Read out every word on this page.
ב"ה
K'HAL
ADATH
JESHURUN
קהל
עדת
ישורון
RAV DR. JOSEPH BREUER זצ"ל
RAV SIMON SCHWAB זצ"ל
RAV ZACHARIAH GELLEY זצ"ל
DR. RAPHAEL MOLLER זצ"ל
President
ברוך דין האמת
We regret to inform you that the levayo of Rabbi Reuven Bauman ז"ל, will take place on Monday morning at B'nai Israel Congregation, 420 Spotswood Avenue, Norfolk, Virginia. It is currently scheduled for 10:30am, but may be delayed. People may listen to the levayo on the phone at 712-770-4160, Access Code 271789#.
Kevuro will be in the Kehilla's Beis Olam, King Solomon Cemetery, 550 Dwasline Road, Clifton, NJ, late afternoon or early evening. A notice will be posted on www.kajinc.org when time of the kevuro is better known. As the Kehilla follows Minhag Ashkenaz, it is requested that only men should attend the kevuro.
▬▬▬▬▬▬▬▬▬▬
**Brief**
Your task is to print all of the records exactly.

**Written reply**
Read out every word on this page.
ב"ה
K'HAL
ADATH
JESHURUN
קהל
עדת
ישורון
RAV DR. JOSEPH BREUER זצ"ל
RAV SIMON SCHWAB זצ"ל
RAV ZACHARIAH GELLEY זצ"ל
DR. RAPHAEL MOLLER זצ"ל
President
ברוך דין האמת
We regret to inform you that the levayo of Rabbi Reuven Bauman ז"ל, will take place on Monday morning at B'nai Israel Congregation, 420 Spotswood Avenue, Norfolk, Virginia. It is currently scheduled for 10:30am, but may be delayed. People may listen to the levayo on the phone at 712-770-4160, Access Code 271789#.
Kevuro will be in the Kehilla's Beis Olam, King Solomon Cemetery, 550 Dwasline Road, Clifton, NJ, late afternoon or early evening. A notice will be posted on www.kajinc.org when time of the kevuro is better known. As the Kehilla follows Minhag Ashkenaz, it is requested that only men should attend the kevuro.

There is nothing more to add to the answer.